* _WHAT TO PRODUCE_
Identify all lines of the data containing the string "Name" and copy them.

* _INPUT FOR THIS TASK_
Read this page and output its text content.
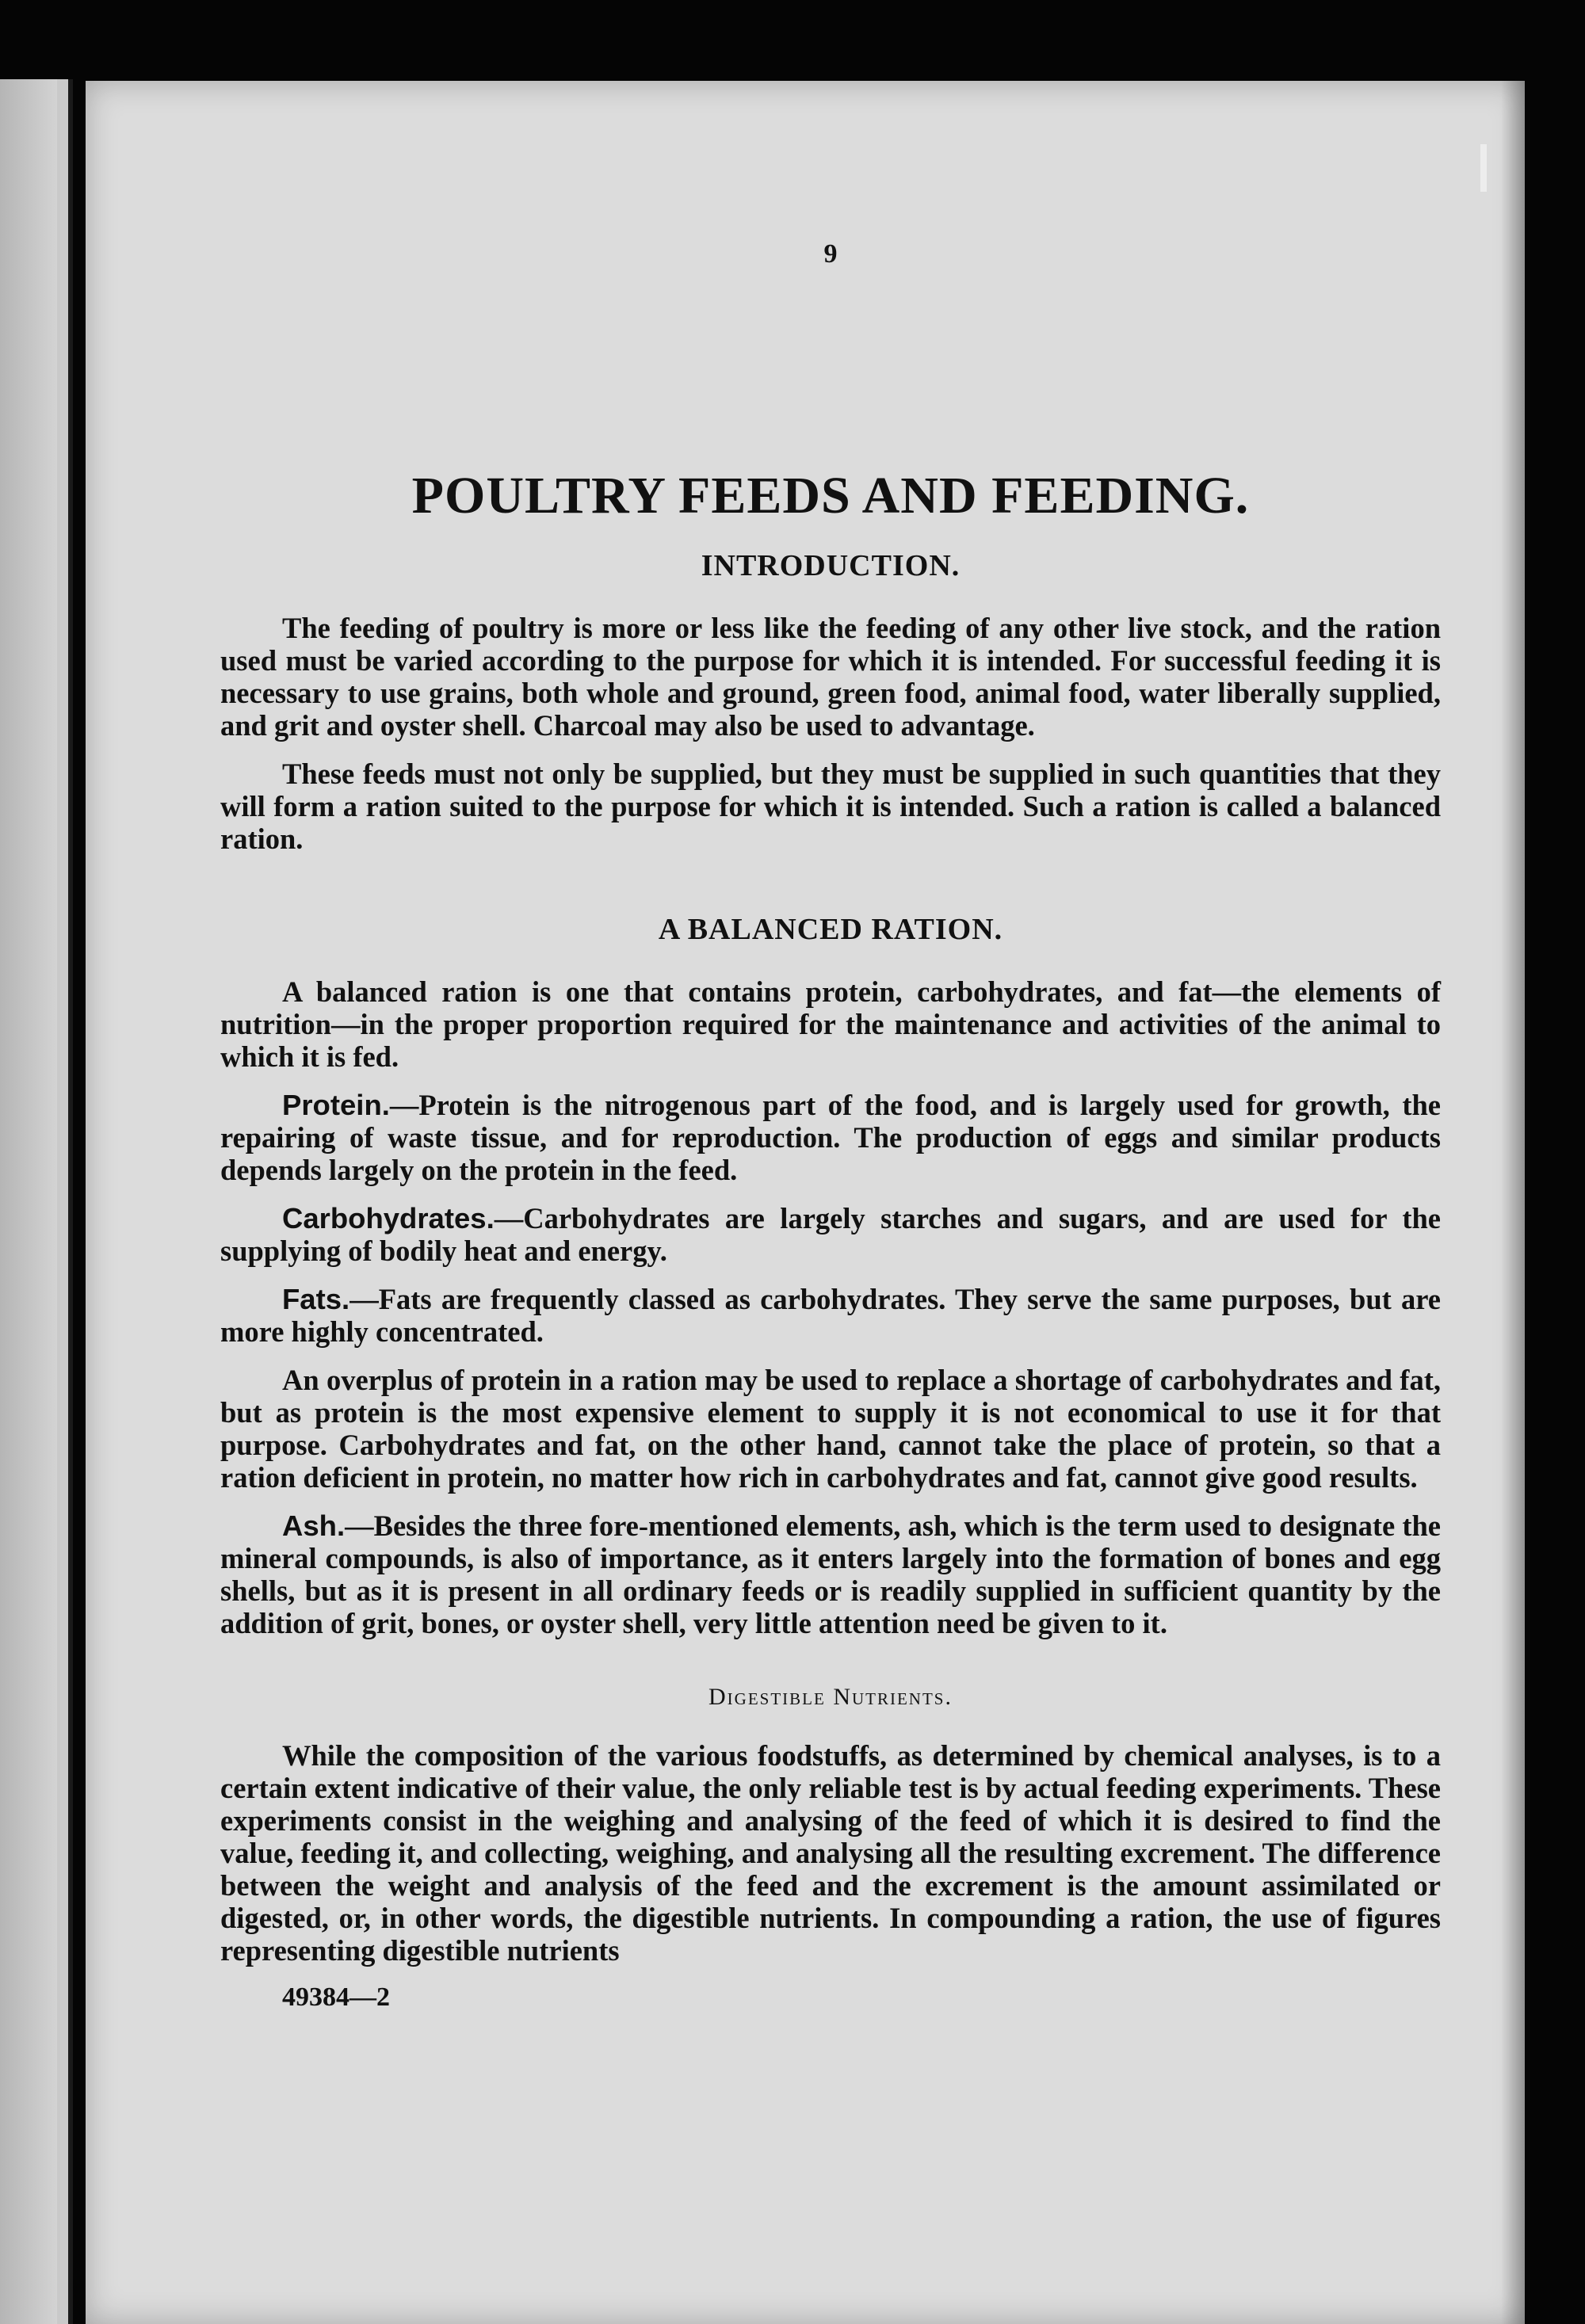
9
POULTRY FEEDS AND FEEDING.
INTRODUCTION.

The feeding of poultry is more or less like the feeding of any other live stock, and the ration used must be varied according to the purpose for which it is intended. For successful feeding it is necessary to use grains, both whole and ground, green food, animal food, water liberally supplied, and grit and oyster shell. Charcoal may also be used to advantage.

These feeds must not only be supplied, but they must be supplied in such quantities that they will form a ration suited to the purpose for which it is intended. Such a ration is called a balanced ration.

A BALANCED RATION.

A balanced ration is one that contains protein, carbohydrates, and fat—the elements of nutrition—in the proper proportion required for the maintenance and activities of the animal to which it is fed.

Protein.—Protein is the nitrogenous part of the food, and is largely used for growth, the repairing of waste tissue, and for reproduction. The production of eggs and similar products depends largely on the protein in the feed.

Carbohydrates.—Carbohydrates are largely starches and sugars, and are used for the supplying of bodily heat and energy.

Fats.—Fats are frequently classed as carbohydrates. They serve the same purposes, but are more highly concentrated.

An overplus of protein in a ration may be used to replace a shortage of carbohydrates and fat, but as protein is the most expensive element to supply it is not economical to use it for that purpose. Carbohydrates and fat, on the other hand, cannot take the place of protein, so that a ration deficient in protein, no matter how rich in carbohydrates and fat, cannot give good results.

Ash.—Besides the three fore-mentioned elements, ash, which is the term used to designate the mineral compounds, is also of importance, as it enters largely into the formation of bones and egg shells, but as it is present in all ordinary feeds or is readily supplied in sufficient quantity by the addition of grit, bones, or oyster shell, very little attention need be given to it.

Digestible Nutrients.

While the composition of the various foodstuffs, as determined by chemical analyses, is to a certain extent indicative of their value, the only reliable test is by actual feeding experiments. These experiments consist in the weighing and analysing of the feed of which it is desired to find the value, feeding it, and collecting, weighing, and analysing all the resulting excrement. The difference between the weight and analysis of the feed and the excrement is the amount assimilated or digested, or, in other words, the digestible nutrients. In compounding a ration, the use of figures representing digestible nutrients

49384—2
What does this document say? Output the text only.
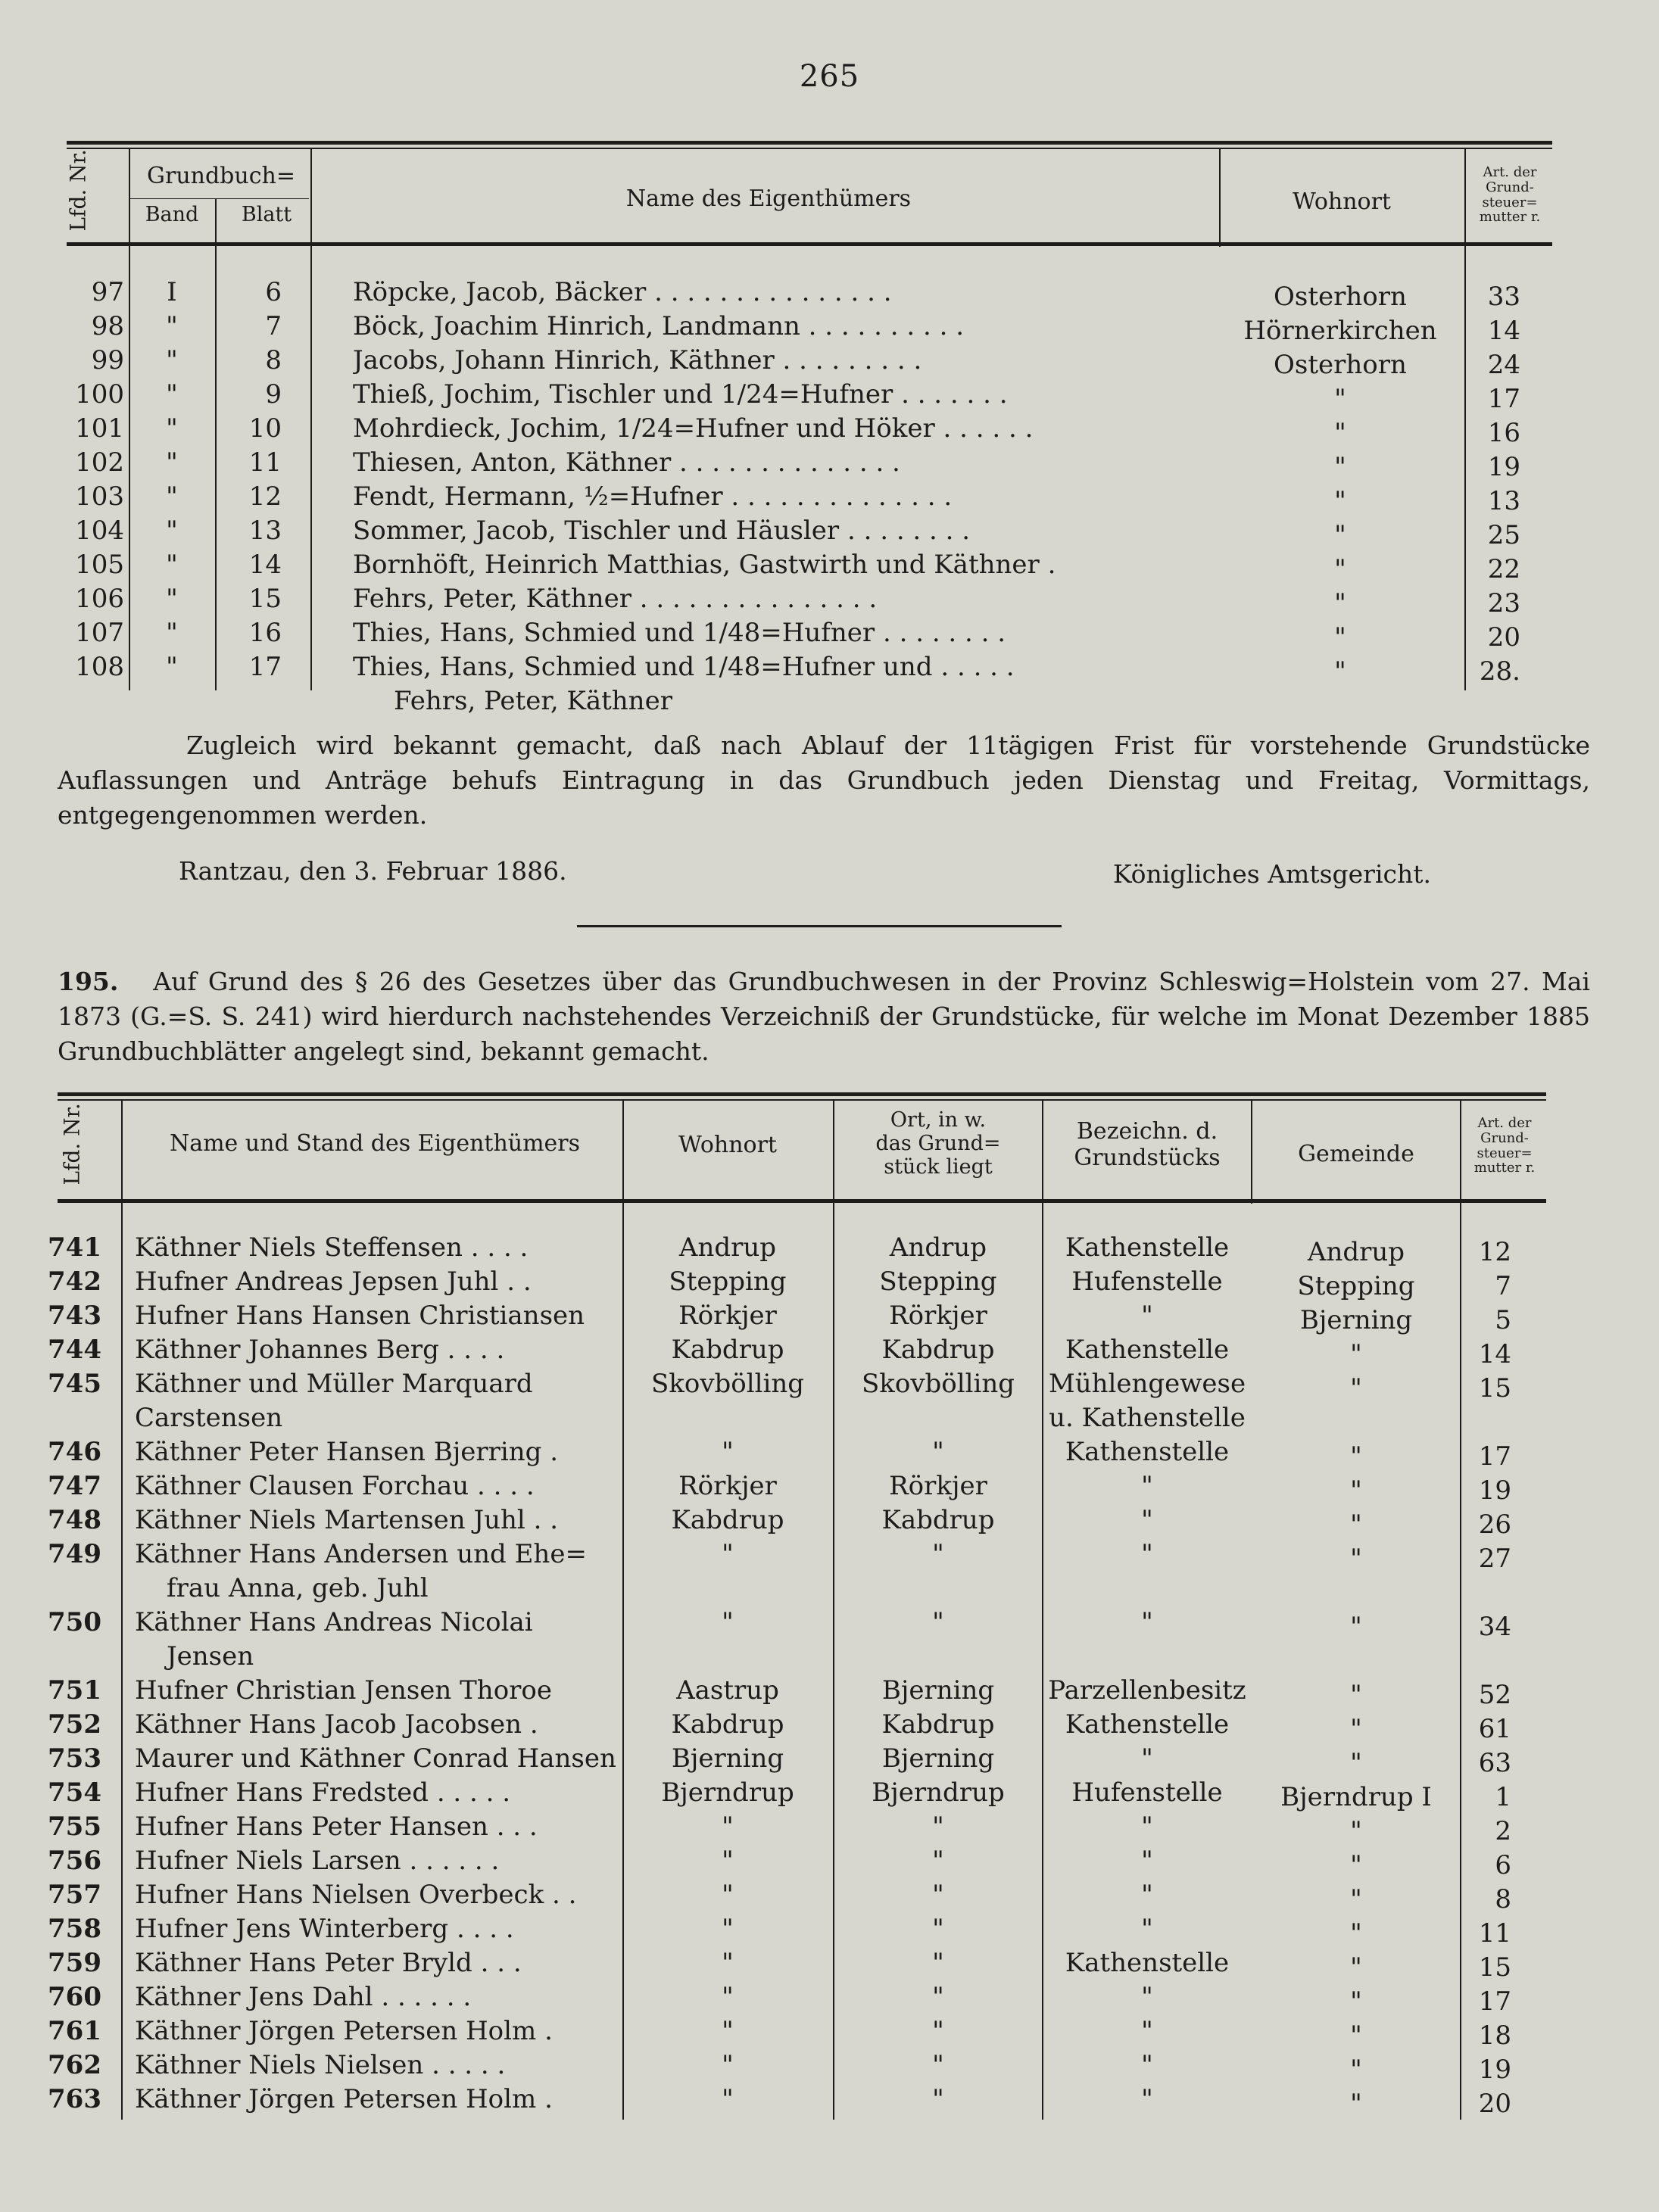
265
Lfd. Nr.	Grundbuch=
Band	Blatt
Name des Eigenthümers	Wohnort
Art. der
Grund-
steuer=
mutter r.
97	I	6	Röpcke, Jacob, Bäcker . . . . . . . . . . . . . . .	Osterhorn	33
98	"	7	Böck, Joachim Hinrich, Landmann . . . . . . . . . .	Hörnerkirchen	14
99	"	8	Jacobs, Johann Hinrich, Käthner . . . . . . . . .	Osterhorn	24
100	"	9	Thieß, Jochim, Tischler und 1/24=Hufner . . . . . . .	"	17
101	"	10	Mohrdieck, Jochim, 1/24=Hufner und Höker . . . . . .	"	16
102	"	11	Thiesen, Anton, Käthner . . . . . . . . . . . . . .	"	19
103	"	12	Fendt, Hermann, ½=Hufner . . . . . . . . . . . . . .	"	13
104	"	13	Sommer, Jacob, Tischler und Häusler . . . . . . . .	"	25
105	"	14	Bornhöft, Heinrich Matthias, Gastwirth und Käthner .	"	22
106	"	15	Fehrs, Peter, Käthner . . . . . . . . . . . . . . .	"	23
107	"	16	Thies, Hans, Schmied und 1/48=Hufner . . . . . . . .	"	20
108	"	17	Thies, Hans, Schmied und 1/48=Hufner und . . . . .	"	28.
Fehrs, Peter, Käthner
Zugleich wird bekannt gemacht, daß nach Ablauf der 11tägigen Frist für vorstehende Grundstücke Auflassungen und Anträge behufs Eintragung in das Grundbuch jeden Dienstag und Freitag, Vormittags, entgegengenommen werden.
Rantzau, den 3. Februar 1886.	Königliches Amtsgericht.
195. Auf Grund des § 26 des Gesetzes über das Grundbuchwesen in der Provinz Schleswig=Holstein vom 27. Mai 1873 (G.=S. S. 241) wird hierdurch nachstehendes Verzeichniß der Grundstücke, für welche im Monat Dezember 1885 Grundbuchblätter angelegt sind, bekannt gemacht.
Lfd. Nr.	Name und Stand des Eigenthümers	Wohnort
Ort, in w.
das Grund=
stück liegt
Bezeichn. d.
Grundstücks	Gemeinde
Art. der
Grund-
steuer=
mutter r.
741 Käthner Niels Steffensen . . . .	Andrup	Andrup	Kathenstelle	Andrup	12
742 Hufner Andreas Jepsen Juhl . .	Stepping	Stepping	Hufenstelle	Stepping	7
743 Hufner Hans Hansen Christiansen	Rörkjer	Rörkjer	"	Bjerning	5
744 Käthner Johannes Berg . . . .	Kabdrup	Kabdrup	Kathenstelle	"	14
745 Käthner und Müller Marquard	Skovbölling	Skovbölling	Mühlengewese	"	15
Carstensen	u. Kathenstelle
746 Käthner Peter Hansen Bjerring .	"	"	Kathenstelle	"	17
747 Käthner Clausen Forchau . . . .	Rörkjer	Rörkjer	"	"	19
748 Käthner Niels Martensen Juhl . .	Kabdrup	Kabdrup	"	"	26
749 Käthner Hans Andersen und Ehe=	"	"	"	"	27
frau Anna, geb. Juhl
750 Käthner Hans Andreas Nicolai	"	"	"	"	34
Jensen
751 Hufner Christian Jensen Thoroe	Aastrup	Bjerning	Parzellenbesitz	"	52
752 Käthner Hans Jacob Jacobsen .	Kabdrup	Kabdrup	Kathenstelle	"	61
753 Maurer und Käthner Conrad Hansen	Bjerning	Bjerning	"	"	63
754 Hufner Hans Fredsted . . . . .	Bjerndrup	Bjerndrup	Hufenstelle	Bjerndrup I	1
755 Hufner Hans Peter Hansen . . .	"	"	"	"	2
756 Hufner Niels Larsen . . . . . .	"	"	"	"	6
757 Hufner Hans Nielsen Overbeck . .	"	"	"	"	8
758 Hufner Jens Winterberg . . . .	"	"	"	"	11
759 Käthner Hans Peter Bryld . . .	"	"	Kathenstelle	"	15
760 Käthner Jens Dahl . . . . . .	"	"	"	"	17
761 Käthner Jörgen Petersen Holm .	"	"	"	"	18
762 Käthner Niels Nielsen . . . . .	"	"	"	"	19
763 Käthner Jörgen Petersen Holm .	"	"	"	"	20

* _PROBLEM SOLUTION_
Name des Eigenthümers	Wohnort
Lfd. Nr.	Name und Stand des Eigenthümers	Wohnort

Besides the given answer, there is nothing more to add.